SET EXERCISE: Tell how many lines contain the word "this". Reply with the number only.

DATA:

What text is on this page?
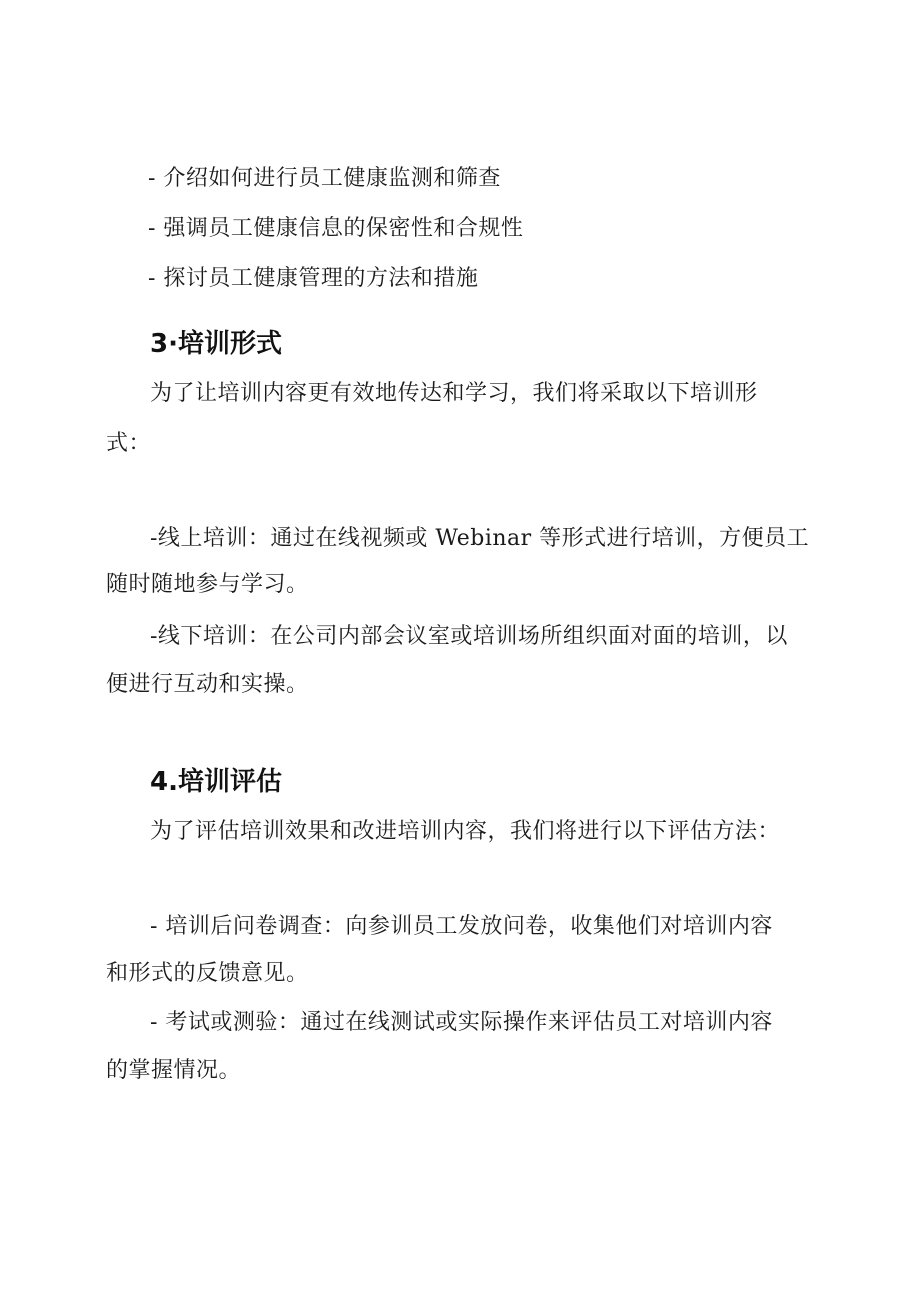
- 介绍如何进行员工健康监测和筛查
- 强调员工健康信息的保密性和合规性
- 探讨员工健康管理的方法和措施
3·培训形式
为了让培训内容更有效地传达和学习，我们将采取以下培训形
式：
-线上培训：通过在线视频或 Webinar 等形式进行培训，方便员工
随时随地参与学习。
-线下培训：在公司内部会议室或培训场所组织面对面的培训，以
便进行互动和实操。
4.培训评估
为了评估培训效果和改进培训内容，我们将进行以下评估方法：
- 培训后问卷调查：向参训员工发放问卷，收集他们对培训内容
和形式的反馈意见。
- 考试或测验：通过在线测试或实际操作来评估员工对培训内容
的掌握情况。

--

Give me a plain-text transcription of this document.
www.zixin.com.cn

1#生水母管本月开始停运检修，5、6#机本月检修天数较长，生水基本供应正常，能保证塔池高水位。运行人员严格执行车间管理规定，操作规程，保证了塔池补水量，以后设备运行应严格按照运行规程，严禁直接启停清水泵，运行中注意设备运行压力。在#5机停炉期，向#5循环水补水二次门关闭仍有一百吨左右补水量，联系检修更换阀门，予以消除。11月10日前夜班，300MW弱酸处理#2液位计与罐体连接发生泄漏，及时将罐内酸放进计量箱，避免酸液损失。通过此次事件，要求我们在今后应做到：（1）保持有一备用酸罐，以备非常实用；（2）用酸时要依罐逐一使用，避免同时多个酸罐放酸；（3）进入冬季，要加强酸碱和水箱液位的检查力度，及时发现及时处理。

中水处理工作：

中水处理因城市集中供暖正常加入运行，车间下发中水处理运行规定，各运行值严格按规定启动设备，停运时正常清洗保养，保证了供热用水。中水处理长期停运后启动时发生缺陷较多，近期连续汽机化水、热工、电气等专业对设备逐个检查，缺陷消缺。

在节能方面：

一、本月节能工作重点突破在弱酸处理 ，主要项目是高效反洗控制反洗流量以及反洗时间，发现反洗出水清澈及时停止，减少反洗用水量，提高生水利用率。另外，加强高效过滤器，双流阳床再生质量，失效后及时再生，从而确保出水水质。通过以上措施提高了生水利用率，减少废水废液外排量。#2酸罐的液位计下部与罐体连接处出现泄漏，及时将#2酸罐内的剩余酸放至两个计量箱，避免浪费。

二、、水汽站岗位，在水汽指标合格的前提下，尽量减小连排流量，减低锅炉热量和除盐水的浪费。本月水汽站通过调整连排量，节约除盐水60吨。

THE SOLUTION: 2